Short problem:
Reproduce the listing that follows with no differences at all.

Recorded data:
──────────────────────────────
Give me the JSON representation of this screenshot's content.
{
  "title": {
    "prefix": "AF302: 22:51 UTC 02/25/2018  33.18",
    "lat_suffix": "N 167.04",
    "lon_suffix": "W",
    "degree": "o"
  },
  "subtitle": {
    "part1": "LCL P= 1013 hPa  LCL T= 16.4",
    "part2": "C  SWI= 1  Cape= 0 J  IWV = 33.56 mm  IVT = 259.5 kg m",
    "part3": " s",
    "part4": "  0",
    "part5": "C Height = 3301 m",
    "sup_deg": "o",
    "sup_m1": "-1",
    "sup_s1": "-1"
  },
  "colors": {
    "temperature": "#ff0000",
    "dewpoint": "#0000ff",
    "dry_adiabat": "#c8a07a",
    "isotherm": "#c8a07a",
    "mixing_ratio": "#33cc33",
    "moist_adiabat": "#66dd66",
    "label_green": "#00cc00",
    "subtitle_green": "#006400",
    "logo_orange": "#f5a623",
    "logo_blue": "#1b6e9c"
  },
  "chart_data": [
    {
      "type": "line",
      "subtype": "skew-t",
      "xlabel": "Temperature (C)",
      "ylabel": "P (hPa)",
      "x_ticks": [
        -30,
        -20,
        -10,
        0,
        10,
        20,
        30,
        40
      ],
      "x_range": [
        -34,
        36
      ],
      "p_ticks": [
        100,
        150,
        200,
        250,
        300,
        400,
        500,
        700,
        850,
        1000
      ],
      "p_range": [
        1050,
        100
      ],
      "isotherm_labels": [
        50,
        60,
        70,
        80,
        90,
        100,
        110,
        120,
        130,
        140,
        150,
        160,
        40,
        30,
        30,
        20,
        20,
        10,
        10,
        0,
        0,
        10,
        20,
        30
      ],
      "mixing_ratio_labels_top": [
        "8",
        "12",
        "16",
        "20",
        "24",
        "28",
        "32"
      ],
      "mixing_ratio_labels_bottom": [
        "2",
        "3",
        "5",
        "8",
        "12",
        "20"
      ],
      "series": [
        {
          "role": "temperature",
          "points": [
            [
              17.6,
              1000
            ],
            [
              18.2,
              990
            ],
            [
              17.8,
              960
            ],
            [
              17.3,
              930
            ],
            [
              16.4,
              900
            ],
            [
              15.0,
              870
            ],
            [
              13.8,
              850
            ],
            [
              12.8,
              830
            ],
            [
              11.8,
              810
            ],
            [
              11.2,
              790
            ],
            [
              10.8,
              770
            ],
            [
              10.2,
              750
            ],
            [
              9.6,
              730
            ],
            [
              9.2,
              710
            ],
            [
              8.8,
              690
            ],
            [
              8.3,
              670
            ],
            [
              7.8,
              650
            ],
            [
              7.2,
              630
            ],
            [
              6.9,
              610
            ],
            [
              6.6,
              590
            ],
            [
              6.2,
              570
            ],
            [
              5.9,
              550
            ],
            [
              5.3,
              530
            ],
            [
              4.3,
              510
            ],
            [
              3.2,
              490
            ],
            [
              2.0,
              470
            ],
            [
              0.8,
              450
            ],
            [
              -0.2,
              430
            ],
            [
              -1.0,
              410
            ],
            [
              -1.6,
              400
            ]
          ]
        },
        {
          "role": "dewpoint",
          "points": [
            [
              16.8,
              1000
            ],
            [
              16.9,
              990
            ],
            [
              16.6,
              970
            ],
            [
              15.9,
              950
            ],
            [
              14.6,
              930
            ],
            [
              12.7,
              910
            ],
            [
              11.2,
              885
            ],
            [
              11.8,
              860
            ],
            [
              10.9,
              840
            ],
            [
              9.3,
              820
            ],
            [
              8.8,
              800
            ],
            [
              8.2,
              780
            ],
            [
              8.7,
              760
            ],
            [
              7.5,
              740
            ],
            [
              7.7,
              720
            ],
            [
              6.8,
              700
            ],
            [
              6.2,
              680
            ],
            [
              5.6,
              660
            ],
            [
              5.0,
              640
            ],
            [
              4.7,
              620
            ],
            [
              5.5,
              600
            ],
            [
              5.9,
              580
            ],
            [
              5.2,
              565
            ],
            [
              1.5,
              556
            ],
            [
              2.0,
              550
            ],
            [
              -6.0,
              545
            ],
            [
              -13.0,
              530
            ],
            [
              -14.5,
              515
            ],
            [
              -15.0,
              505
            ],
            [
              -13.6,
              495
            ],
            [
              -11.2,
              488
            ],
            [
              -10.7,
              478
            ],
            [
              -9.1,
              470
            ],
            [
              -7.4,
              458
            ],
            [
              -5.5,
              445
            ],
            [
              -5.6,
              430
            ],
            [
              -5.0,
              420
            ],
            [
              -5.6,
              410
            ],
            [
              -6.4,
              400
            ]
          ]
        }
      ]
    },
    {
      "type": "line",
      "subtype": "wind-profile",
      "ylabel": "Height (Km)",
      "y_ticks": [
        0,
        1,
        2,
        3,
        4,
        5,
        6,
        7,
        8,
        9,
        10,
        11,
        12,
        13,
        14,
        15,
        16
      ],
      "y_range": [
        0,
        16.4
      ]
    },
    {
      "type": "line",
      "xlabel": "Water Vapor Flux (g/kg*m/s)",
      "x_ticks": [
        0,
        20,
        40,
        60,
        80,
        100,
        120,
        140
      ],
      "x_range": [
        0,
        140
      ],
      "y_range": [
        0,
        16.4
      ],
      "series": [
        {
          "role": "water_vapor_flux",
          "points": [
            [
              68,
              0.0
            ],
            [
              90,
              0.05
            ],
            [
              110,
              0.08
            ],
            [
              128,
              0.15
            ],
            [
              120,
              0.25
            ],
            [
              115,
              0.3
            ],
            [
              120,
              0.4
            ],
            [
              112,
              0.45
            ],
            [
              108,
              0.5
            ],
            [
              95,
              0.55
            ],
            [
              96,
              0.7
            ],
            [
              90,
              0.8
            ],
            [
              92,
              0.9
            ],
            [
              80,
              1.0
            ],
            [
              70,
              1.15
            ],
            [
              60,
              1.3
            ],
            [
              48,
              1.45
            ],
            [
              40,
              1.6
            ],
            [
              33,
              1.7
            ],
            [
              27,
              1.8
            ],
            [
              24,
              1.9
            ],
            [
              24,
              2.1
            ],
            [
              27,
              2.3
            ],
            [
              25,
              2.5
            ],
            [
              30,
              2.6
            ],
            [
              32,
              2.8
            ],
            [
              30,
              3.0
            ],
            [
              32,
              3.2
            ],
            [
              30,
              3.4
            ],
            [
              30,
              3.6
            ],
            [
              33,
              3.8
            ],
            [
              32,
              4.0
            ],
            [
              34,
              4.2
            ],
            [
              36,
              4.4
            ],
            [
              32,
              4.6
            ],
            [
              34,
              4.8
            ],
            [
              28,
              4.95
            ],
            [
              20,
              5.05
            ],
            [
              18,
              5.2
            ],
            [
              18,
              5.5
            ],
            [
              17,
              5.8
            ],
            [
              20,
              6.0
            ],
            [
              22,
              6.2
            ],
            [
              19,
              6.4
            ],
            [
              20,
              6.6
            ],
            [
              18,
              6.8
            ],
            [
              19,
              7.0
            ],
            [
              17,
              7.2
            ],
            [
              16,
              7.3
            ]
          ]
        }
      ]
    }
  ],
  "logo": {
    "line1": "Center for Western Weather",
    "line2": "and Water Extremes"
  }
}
──────────────────────────────
Answer in full:
Give me the JSON representation of this screenshot's content.
{
  "title": {
    "prefix": "AF302: 22:51 UTC 02/25/2018  33.18",
    "lat_suffix": "N 167.04",
    "lon_suffix": "W",
    "degree": "o"
  },
  "subtitle": {
    "part1": "LCL P= 1013 hPa  LCL T= 16.4",
    "part2": "C  SWI= 1  Cape= 0 J  IWV = 33.56 mm  IVT = 259.5 kg m",
    "part3": " s",
    "part4": "  0",
    "part5": "C Height = 3301 m",
    "sup_deg": "o",
    "sup_m1": "-1",
    "sup_s1": "-1"
  },
  "colors": {
    "temperature": "#ff0000",
    "dewpoint": "#0000ff",
    "dry_adiabat": "#c8a07a",
    "isotherm": "#c8a07a",
    "mixing_ratio": "#33cc33",
    "moist_adiabat": "#66dd66",
    "label_green": "#00cc00",
    "subtitle_green": "#006400",
    "logo_orange": "#f5a623",
    "logo_blue": "#1b6e9c"
  },
  "chart_data": [
    {
      "type": "line",
      "subtype": "skew-t",
      "xlabel": "Temperature (C)",
      "ylabel": "P (hPa)",
      "x_ticks": [
        -30,
        -20,
        -10,
        0,
        10,
        20,
        30,
        40
      ],
      "x_range": [
        -34,
        36
      ],
      "p_ticks": [
        100,
        150,
        200,
        250,
        300,
        400,
        500,
        700,
        850,
        1000
      ],
      "p_range": [
        1050,
        100
      ],
      "isotherm_labels": [
        50,
        60,
        70,
        80,
        90,
        100,
        110,
        120,
        130,
        140,
        150,
        160,
        40,
        30,
        30,
        20,
        20,
        10,
        10,
        0,
        0,
        10,
        20,
        30
      ],
      "mixing_ratio_labels_top": [
        "8",
        "12",
        "16",
        "20",
        "24",
        "28",
        "32"
      ],
      "mixing_ratio_labels_bottom": [
        "2",
        "3",
        "5",
        "8",
        "12",
        "20"
      ],
      "series": [
        {
          "role": "temperature",
          "points": [
            [
              17.6,
              1000
            ],
            [
              18.2,
              990
            ],
            [
              17.8,
              960
            ],
            [
              17.3,
              930
            ],
            [
              16.4,
              900
            ],
            [
              15.0,
              870
            ],
            [
              13.8,
              850
            ],
            [
              12.8,
              830
            ],
            [
              11.8,
              810
            ],
            [
              11.2,
              790
            ],
            [
              10.8,
              770
            ],
            [
              10.2,
              750
            ],
            [
              9.6,
              730
            ],
            [
              9.2,
              710
            ],
            [
              8.8,
              690
            ],
            [
              8.3,
              670
            ],
            [
              7.8,
              650
            ],
            [
              7.2,
              630
            ],
            [
              6.9,
              610
            ],
            [
              6.6,
              590
            ],
            [
              6.2,
              570
            ],
            [
              5.9,
              550
            ],
            [
              5.3,
              530
            ],
            [
              4.3,
              510
            ],
            [
              3.2,
              490
            ],
            [
              2.0,
              470
            ],
            [
              0.8,
              450
            ],
            [
              -0.2,
              430
            ],
            [
              -1.0,
              410
            ],
            [
              -1.6,
              400
            ]
          ]
        },
        {
          "role": "dewpoint",
          "points": [
            [
              16.8,
              1000
            ],
            [
              16.9,
              990
            ],
            [
              16.6,
              970
            ],
            [
              15.9,
              950
            ],
            [
              14.6,
              930
            ],
            [
              12.7,
              910
            ],
            [
              11.2,
              885
            ],
            [
              11.8,
              860
            ],
            [
              10.9,
              840
            ],
            [
              9.3,
              820
            ],
            [
              8.8,
              800
            ],
            [
              8.2,
              780
            ],
            [
              8.7,
              760
            ],
            [
              7.5,
              740
            ],
            [
              7.7,
              720
            ],
            [
              6.8,
              700
            ],
            [
              6.2,
              680
            ],
            [
              5.6,
              660
            ],
            [
              5.0,
              640
            ],
            [
              4.7,
              620
            ],
            [
              5.5,
              600
            ],
            [
              5.9,
              580
            ],
            [
              5.2,
              565
            ],
            [
              1.5,
              556
            ],
            [
              2.0,
              550
            ],
            [
              -6.0,
              545
            ],
            [
              -13.0,
              530
            ],
            [
              -14.5,
              515
            ],
            [
              -15.0,
              505
            ],
            [
              -13.6,
              495
            ],
            [
              -11.2,
              488
            ],
            [
              -10.7,
              478
            ],
            [
              -9.1,
              470
            ],
            [
              -7.4,
              458
            ],
            [
              -5.5,
              445
            ],
            [
              -5.6,
              430
            ],
            [
              -5.0,
              420
            ],
            [
              -5.6,
              410
            ],
            [
              -6.4,
              400
            ]
          ]
        }
      ]
    },
    {
      "type": "line",
      "subtype": "wind-profile",
      "ylabel": "Height (Km)",
      "y_ticks": [
        0,
        1,
        2,
        3,
        4,
        5,
        6,
        7,
        8,
        9,
        10,
        11,
        12,
        13,
        14,
        15,
        16
      ],
      "y_range": [
        0,
        16.4
      ]
    },
    {
      "type": "line",
      "xlabel": "Water Vapor Flux (g/kg*m/s)",
      "x_ticks": [
        0,
        20,
        40,
        60,
        80,
        100,
        120,
        140
      ],
      "x_range": [
        0,
        140
      ],
      "y_range": [
        0,
        16.4
      ],
      "series": [
        {
          "role": "water_vapor_flux",
          "points": [
            [
              68,
              0.0
            ],
            [
              90,
              0.05
            ],
            [
              110,
              0.08
            ],
            [
              128,
              0.15
            ],
            [
              120,
              0.25
            ],
            [
              115,
              0.3
            ],
            [
              120,
              0.4
            ],
            [
              112,
              0.45
            ],
            [
              108,
              0.5
            ],
            [
              95,
              0.55
            ],
            [
              96,
              0.7
            ],
            [
              90,
              0.8
            ],
            [
              92,
              0.9
            ],
            [
              80,
              1.0
            ],
            [
              70,
              1.15
            ],
            [
              60,
              1.3
            ],
            [
              48,
              1.45
            ],
            [
              40,
              1.6
            ],
            [
              33,
              1.7
            ],
            [
              27,
              1.8
            ],
            [
              24,
              1.9
            ],
            [
              24,
              2.1
            ],
            [
              27,
              2.3
            ],
            [
              25,
              2.5
            ],
            [
              30,
              2.6
            ],
            [
              32,
              2.8
            ],
            [
              30,
              3.0
            ],
            [
              32,
              3.2
            ],
            [
              30,
              3.4
            ],
            [
              30,
              3.6
            ],
            [
              33,
              3.8
            ],
            [
              32,
              4.0
            ],
            [
              34,
              4.2
            ],
            [
              36,
              4.4
            ],
            [
              32,
              4.6
            ],
            [
              34,
              4.8
            ],
            [
              28,
              4.95
            ],
            [
              20,
              5.05
            ],
            [
              18,
              5.2
            ],
            [
              18,
              5.5
            ],
            [
              17,
              5.8
            ],
            [
              20,
              6.0
            ],
            [
              22,
              6.2
            ],
            [
              19,
              6.4
            ],
            [
              20,
              6.6
            ],
            [
              18,
              6.8
            ],
            [
              19,
              7.0
            ],
            [
              17,
              7.2
            ],
            [
              16,
              7.3
            ]
          ]
        }
      ]
    }
  ],
  "logo": {
    "line1": "Center for Western Weather",
    "line2": "and Water Extremes"
  }
}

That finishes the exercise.